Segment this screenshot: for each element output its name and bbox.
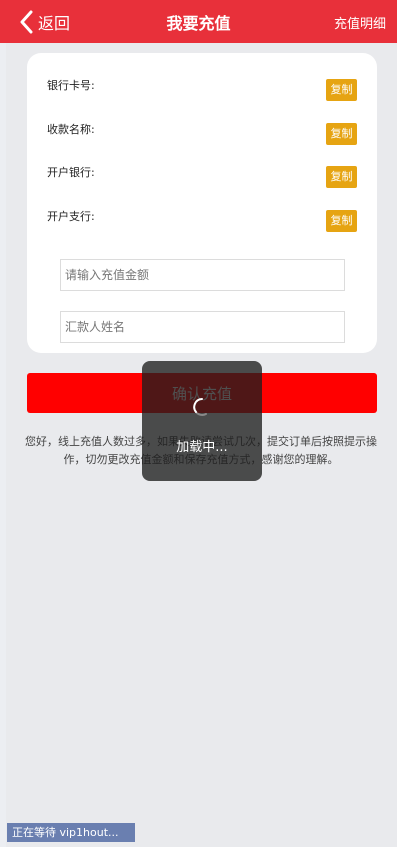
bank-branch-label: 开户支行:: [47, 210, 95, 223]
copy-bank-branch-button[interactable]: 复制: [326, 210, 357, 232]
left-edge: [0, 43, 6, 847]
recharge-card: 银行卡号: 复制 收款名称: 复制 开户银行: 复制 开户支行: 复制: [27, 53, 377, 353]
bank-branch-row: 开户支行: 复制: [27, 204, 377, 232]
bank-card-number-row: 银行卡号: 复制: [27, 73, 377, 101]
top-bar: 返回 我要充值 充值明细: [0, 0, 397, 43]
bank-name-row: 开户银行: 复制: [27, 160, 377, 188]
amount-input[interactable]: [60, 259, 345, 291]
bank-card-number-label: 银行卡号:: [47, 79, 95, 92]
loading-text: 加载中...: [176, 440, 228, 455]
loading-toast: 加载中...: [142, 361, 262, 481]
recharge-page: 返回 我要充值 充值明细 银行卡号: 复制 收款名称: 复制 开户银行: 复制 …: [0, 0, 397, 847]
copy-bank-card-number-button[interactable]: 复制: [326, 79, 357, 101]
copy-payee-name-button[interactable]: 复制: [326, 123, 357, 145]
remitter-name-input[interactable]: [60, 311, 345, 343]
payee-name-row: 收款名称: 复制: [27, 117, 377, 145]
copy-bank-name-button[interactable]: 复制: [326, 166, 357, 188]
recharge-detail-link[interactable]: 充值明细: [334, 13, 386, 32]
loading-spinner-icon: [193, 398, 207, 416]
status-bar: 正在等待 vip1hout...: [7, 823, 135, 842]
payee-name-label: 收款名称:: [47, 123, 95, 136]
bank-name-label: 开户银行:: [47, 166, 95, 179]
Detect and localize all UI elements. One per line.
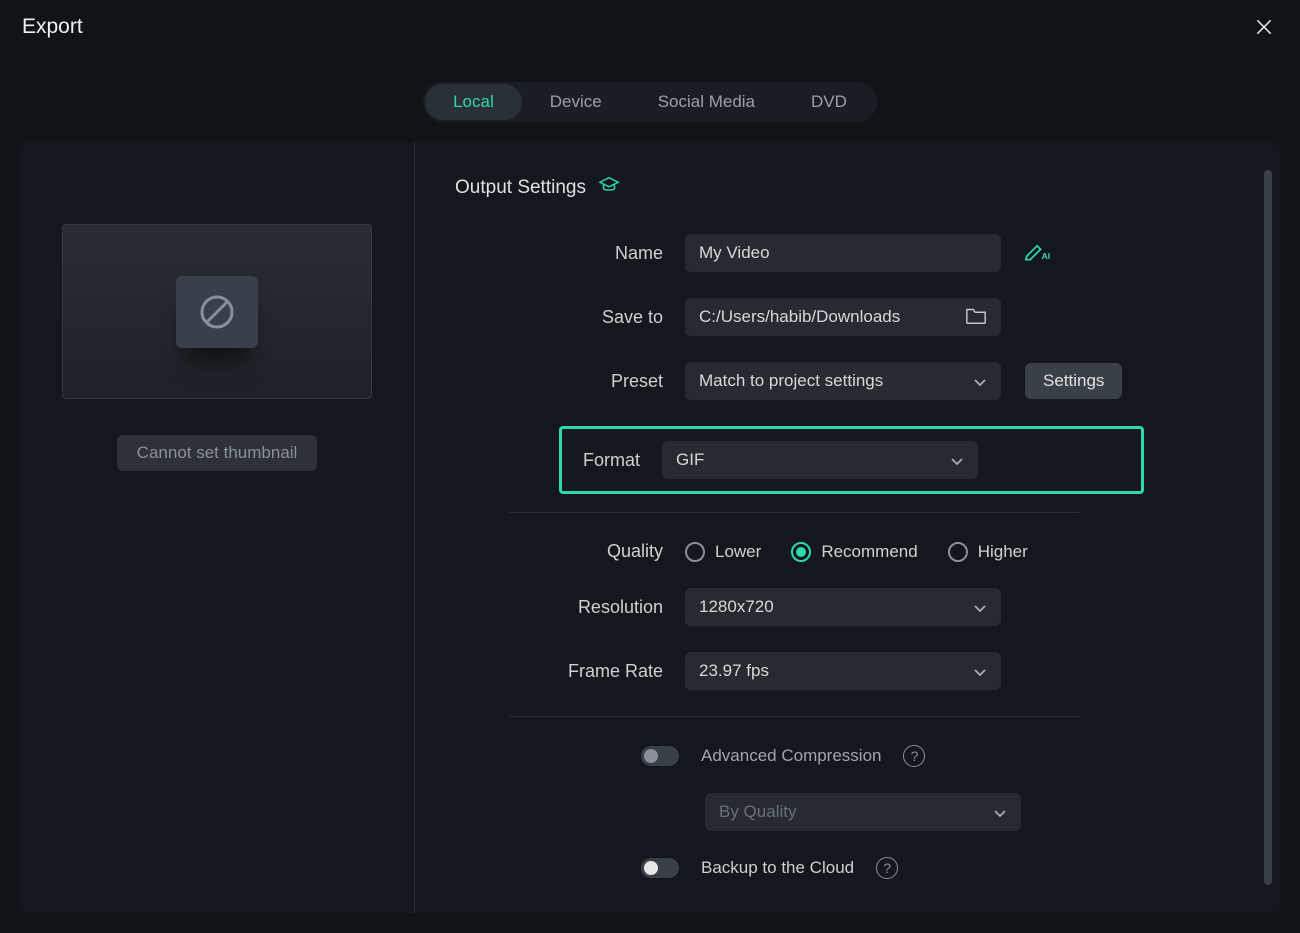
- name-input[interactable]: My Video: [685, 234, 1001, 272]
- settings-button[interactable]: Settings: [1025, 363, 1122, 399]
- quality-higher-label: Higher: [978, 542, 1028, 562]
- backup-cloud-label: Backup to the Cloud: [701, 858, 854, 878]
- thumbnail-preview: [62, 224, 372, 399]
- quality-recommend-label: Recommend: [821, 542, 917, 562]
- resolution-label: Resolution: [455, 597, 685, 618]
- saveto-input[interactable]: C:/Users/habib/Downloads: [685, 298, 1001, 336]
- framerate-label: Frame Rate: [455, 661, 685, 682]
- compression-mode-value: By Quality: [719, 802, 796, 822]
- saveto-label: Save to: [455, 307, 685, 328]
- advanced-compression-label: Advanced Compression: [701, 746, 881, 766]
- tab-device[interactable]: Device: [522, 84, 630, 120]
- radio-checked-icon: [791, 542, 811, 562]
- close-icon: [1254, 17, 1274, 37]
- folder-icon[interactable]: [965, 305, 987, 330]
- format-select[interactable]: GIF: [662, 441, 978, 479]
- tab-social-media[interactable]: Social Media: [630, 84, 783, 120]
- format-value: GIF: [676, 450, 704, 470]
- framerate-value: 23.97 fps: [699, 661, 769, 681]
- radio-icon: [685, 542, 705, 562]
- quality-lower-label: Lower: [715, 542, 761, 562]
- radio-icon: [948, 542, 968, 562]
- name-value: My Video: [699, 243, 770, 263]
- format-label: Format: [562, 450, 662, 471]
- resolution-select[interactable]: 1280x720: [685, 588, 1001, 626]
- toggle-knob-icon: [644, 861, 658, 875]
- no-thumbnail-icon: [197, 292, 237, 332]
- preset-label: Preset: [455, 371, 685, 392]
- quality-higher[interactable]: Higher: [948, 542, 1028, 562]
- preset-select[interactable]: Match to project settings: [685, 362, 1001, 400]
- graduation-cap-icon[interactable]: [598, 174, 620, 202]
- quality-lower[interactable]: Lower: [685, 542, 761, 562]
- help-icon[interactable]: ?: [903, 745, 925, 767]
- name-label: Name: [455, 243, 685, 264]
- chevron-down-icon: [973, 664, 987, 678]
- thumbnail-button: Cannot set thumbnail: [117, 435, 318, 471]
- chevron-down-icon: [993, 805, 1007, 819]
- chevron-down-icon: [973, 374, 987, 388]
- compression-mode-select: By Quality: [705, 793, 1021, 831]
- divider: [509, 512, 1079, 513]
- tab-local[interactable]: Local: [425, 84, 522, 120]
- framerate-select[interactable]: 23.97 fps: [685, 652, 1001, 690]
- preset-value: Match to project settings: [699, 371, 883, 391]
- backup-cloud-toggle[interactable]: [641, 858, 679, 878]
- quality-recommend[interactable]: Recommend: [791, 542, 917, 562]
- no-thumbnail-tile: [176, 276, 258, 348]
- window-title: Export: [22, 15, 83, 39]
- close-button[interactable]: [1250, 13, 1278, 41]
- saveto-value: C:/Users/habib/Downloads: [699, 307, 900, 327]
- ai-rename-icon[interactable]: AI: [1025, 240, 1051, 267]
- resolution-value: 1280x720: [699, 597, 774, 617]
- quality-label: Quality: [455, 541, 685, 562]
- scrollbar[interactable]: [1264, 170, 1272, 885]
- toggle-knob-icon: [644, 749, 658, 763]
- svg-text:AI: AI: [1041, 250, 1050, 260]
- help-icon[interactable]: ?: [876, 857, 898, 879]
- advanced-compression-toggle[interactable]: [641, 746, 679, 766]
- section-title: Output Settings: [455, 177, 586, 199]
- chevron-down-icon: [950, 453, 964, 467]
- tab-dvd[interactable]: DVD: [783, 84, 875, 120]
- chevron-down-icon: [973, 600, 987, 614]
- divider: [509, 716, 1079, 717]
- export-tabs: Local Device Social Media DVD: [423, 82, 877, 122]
=-=-=
- **GIVEN REQUEST**:
Please reproduce the items above, substituting "Upload to the Cloud" for "Backup to the Cloud" and changing nothing else. Leave out the pictures.

- **OUTPUT FOR THIS TASK**:
Segment this screenshot: for each element output its name and bbox.
bank-branch-label: 开户支行:: [47, 210, 95, 223]
copy-bank-branch-button[interactable]: 复制: [326, 210, 357, 232]
left-edge: [0, 43, 6, 847]
recharge-card: 银行卡号: 复制 收款名称: 复制 开户银行: 复制 开户支行: 复制: [27, 53, 377, 353]
bank-branch-row: 开户支行: 复制: [27, 204, 377, 232]
bank-card-number-row: 银行卡号: 复制: [27, 73, 377, 101]
top-bar: 返回 我要充值 充值明细: [0, 0, 397, 43]
bank-name-row: 开户银行: 复制: [27, 160, 377, 188]
amount-input[interactable]: [60, 259, 345, 291]
bank-card-number-label: 银行卡号:: [47, 79, 95, 92]
loading-text: 加载中...: [176, 440, 228, 455]
loading-toast: 加载中...: [142, 361, 262, 481]
recharge-page: 返回 我要充值 充值明细 银行卡号: 复制 收款名称: 复制 开户银行: 复制 …: [0, 0, 397, 847]
copy-bank-card-number-button[interactable]: 复制: [326, 79, 357, 101]
copy-payee-name-button[interactable]: 复制: [326, 123, 357, 145]
remitter-name-input[interactable]: [60, 311, 345, 343]
payee-name-row: 收款名称: 复制: [27, 117, 377, 145]
copy-bank-name-button[interactable]: 复制: [326, 166, 357, 188]
recharge-detail-link[interactable]: 充值明细: [334, 13, 386, 32]
loading-spinner-icon: [193, 398, 207, 416]
status-bar: 正在等待 vip1hout...: [7, 823, 135, 842]
payee-name-label: 收款名称:: [47, 123, 95, 136]
bank-name-label: 开户银行:: [47, 166, 95, 179]
Detect and localize all UI elements. One per line.
- name-input[interactable]: My Video: [685, 234, 1001, 272]
- settings-button[interactable]: Settings: [1025, 363, 1122, 399]
- quality-higher-label: Higher: [978, 542, 1028, 562]
- backup-cloud-label: Upload to the Cloud: [701, 858, 854, 878]
- thumbnail-preview: [62, 224, 372, 399]
- quality-recommend-label: Recommend: [821, 542, 917, 562]
- resolution-label: Resolution: [455, 597, 685, 618]
- saveto-input[interactable]: C:/Users/habib/Downloads: [685, 298, 1001, 336]
- framerate-label: Frame Rate: [455, 661, 685, 682]
- compression-mode-value: By Quality: [719, 802, 796, 822]
- saveto-label: Save to: [455, 307, 685, 328]
- advanced-compression-label: Advanced Compression: [701, 746, 881, 766]
- tab-device[interactable]: Device: [522, 84, 630, 120]
- radio-checked-icon: [791, 542, 811, 562]
- close-icon: [1254, 17, 1274, 37]
- folder-icon[interactable]: [965, 305, 987, 330]
- format-select[interactable]: GIF: [662, 441, 978, 479]
- tab-social-media[interactable]: Social Media: [630, 84, 783, 120]
- format-value: GIF: [676, 450, 704, 470]
- framerate-value: 23.97 fps: [699, 661, 769, 681]
- radio-icon: [685, 542, 705, 562]
- quality-lower-label: Lower: [715, 542, 761, 562]
- radio-icon: [948, 542, 968, 562]
- name-value: My Video: [699, 243, 770, 263]
- format-label: Format: [562, 450, 662, 471]
- resolution-select[interactable]: 1280x720: [685, 588, 1001, 626]
- toggle-knob-icon: [644, 861, 658, 875]
- no-thumbnail-icon: [197, 292, 237, 332]
- preset-label: Preset: [455, 371, 685, 392]
- quality-higher[interactable]: Higher: [948, 542, 1028, 562]
- preset-select[interactable]: Match to project settings: [685, 362, 1001, 400]
- graduation-cap-icon[interactable]: [598, 174, 620, 202]
- quality-lower[interactable]: Lower: [685, 542, 761, 562]
- help-icon[interactable]: ?: [903, 745, 925, 767]
- name-label: Name: [455, 243, 685, 264]
- chevron-down-icon: [973, 664, 987, 678]
- thumbnail-button: Cannot set thumbnail: [117, 435, 318, 471]
- chevron-down-icon: [993, 805, 1007, 819]
- chevron-down-icon: [973, 374, 987, 388]
- compression-mode-select: By Quality: [705, 793, 1021, 831]
- divider: [509, 512, 1079, 513]
- tab-local[interactable]: Local: [425, 84, 522, 120]
- framerate-select[interactable]: 23.97 fps: [685, 652, 1001, 690]
- preset-value: Match to project settings: [699, 371, 883, 391]
- backup-cloud-toggle[interactable]: [641, 858, 679, 878]
- quality-recommend[interactable]: Recommend: [791, 542, 917, 562]
- no-thumbnail-tile: [176, 276, 258, 348]
- window-title: Export: [22, 15, 83, 39]
- close-button[interactable]: [1250, 13, 1278, 41]
- saveto-value: C:/Users/habib/Downloads: [699, 307, 900, 327]
- ai-rename-icon[interactable]: AI: [1025, 240, 1051, 267]
- resolution-value: 1280x720: [699, 597, 774, 617]
- quality-label: Quality: [455, 541, 685, 562]
- scrollbar[interactable]: [1264, 170, 1272, 885]
- toggle-knob-icon: [644, 749, 658, 763]
- svg-text:AI: AI: [1041, 250, 1050, 260]
- help-icon[interactable]: ?: [876, 857, 898, 879]
- advanced-compression-toggle[interactable]: [641, 746, 679, 766]
- section-title: Output Settings: [455, 177, 586, 199]
- chevron-down-icon: [950, 453, 964, 467]
- tab-dvd[interactable]: DVD: [783, 84, 875, 120]
- chevron-down-icon: [973, 600, 987, 614]
- divider: [509, 716, 1079, 717]
- export-tabs: Local Device Social Media DVD: [423, 82, 877, 122]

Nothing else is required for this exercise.